▶ [STATED EXERCISE]:
Copy out the full column on the Speaker's ruling and coalition troubles word for word.

▶ [PAGE EXTRACT]:
*****
Speaker’s ruling merely soothes coalition troubles

FLASH BACK
By | May 02, 2009

By Njoki Ndung’u

As a former Member of Parliament, a keen interest in the live broadcast proceedings of the august House comes naturally to me.

The wonderful thing about public broadcast is that viewers have opportunities to assess the quality of debate that separates those speaking to the gallery from those who take legislation seriously.

On Wednesday, I was amazed when the Vice President, a man whom I respect greatly, waxed lyrical about the President’s address during the State Opening of Parliament last week. In doing so, the VP found the time to criticise my article last week on the same. But unfortunately, he seems to have missed the point: The women’s agenda was regrettably left out.

Despite my chagrin, however, I am sympathetic. He was perhaps too preoccupied by the enormity of the Speaker’s ruling the previous day and its resultant impact on the stature of the VP insofar as Government business in Parliament is involved.

deft hand

The Speaker’s ruling has been lauded by the media, politicians, religious leaders, influential international figures, key donors and ordinary folk as a deft hand. Kenneth Marende’s ruling had every mark of his personality: The Speaker can engage one with a twinkle in his eye. But beneath the benign face lies a strict and steely character. He is an experienced politician who knows how to exploit his legal background to a profound effect.

Marende’s ruling this week has been described in various terms. On one hand, the praises have been generous: wise, monumental, constructive and impartial. The counter has been less flattering: temporary, lacking in leadership, cowardly and partisan. Everyone however appears to agree in the extreme circumstances, the Speaker played it safe.
*****
▶ [INFORMATION SUPPLIED]:
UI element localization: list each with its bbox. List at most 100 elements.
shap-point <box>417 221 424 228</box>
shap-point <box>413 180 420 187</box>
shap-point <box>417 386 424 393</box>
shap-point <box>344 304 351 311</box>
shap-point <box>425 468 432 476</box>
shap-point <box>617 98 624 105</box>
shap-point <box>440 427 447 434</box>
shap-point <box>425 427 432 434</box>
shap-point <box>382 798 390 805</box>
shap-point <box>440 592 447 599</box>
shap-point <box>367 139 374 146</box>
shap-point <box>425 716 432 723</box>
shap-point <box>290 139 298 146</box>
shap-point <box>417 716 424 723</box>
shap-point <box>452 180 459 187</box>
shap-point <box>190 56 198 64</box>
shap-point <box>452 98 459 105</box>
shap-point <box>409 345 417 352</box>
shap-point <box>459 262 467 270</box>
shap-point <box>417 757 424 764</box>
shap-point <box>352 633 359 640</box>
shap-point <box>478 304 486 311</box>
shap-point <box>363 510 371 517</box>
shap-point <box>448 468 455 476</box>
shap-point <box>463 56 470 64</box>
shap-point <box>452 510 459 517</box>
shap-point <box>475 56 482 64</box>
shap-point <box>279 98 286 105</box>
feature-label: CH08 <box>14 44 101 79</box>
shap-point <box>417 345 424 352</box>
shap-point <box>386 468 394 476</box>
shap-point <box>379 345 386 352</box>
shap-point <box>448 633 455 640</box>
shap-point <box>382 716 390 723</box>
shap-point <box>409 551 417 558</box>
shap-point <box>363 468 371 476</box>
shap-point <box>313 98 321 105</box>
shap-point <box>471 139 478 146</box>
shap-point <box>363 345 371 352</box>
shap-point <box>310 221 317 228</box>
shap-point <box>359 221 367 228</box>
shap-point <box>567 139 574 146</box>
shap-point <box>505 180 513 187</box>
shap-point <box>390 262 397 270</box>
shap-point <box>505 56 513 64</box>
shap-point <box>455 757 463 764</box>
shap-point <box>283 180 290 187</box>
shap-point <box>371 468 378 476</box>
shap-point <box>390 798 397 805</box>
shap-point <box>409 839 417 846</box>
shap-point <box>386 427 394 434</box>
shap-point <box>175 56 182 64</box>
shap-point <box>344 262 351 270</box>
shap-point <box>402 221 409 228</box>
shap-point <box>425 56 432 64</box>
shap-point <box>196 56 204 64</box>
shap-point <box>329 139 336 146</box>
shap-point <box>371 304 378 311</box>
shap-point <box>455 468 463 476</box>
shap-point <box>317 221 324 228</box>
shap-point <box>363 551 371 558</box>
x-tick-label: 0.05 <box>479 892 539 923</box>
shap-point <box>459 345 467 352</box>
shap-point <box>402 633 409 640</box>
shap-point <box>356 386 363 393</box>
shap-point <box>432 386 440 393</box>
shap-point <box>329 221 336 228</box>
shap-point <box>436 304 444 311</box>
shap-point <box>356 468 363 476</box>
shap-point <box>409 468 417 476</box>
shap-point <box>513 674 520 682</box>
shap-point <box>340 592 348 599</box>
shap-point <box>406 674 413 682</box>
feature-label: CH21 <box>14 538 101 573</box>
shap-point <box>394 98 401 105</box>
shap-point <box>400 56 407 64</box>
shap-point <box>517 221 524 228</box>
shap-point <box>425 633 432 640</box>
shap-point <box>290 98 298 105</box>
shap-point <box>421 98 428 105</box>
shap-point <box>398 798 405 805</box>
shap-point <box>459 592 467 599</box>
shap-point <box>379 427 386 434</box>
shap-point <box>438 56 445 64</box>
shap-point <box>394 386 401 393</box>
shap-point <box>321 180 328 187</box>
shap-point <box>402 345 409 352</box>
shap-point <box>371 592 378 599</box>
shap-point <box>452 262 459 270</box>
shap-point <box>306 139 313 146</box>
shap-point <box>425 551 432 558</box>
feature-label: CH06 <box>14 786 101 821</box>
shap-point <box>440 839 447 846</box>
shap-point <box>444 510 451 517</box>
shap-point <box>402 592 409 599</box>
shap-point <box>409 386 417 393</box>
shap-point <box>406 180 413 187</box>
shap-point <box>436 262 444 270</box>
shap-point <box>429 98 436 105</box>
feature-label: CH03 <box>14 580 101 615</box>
*****
▶ [SOLUTION FOR THIS TASK]:
Speaker’s ruling merely soothes coalition troubles

FLASH BACK
By | May 02, 2009

By Njoki Ndung’u

As a former Member of Parliament, a keen interest in the live broadcast proceedings of the august House comes naturally to me.

The wonderful thing about public broadcast is that viewers have opportunities to assess the quality of debate that separates those speaking to the gallery from those who take legislation seriously.

On Wednesday, I was amazed when the Vice President, a man whom I respect greatly, waxed lyrical about the President’s address during the State Opening of Parliament last week. In doing so, the VP found the time to criticise my article last week on the same. But unfortunately, he seems to have missed the point: The women’s agenda was regrettably left out.

Despite my chagrin, however, I am sympathetic. He was perhaps too preoccupied by the enormity of the Speaker’s ruling the previous day and its resultant impact on the stature of the VP insofar as Government business in Parliament is involved.

deft hand

The Speaker’s ruling has been lauded by the media, politicians, religious leaders, influential international figures, key donors and ordinary folk as a deft hand. Kenneth Marende’s ruling had every mark of his personality: The Speaker can engage one with a twinkle in his eye. But beneath the benign face lies a strict and steely character. He is an experienced politician who knows how to exploit his legal background to a profound effect.

Marende’s ruling this week has been described in various terms. On one hand, the praises have been generous: wise, monumental, constructive and impartial. The counter has been less flattering: temporary, lacking in leadership, cowardly and partisan. Everyone however appears to agree in the extreme circumstances, the Speaker played it safe.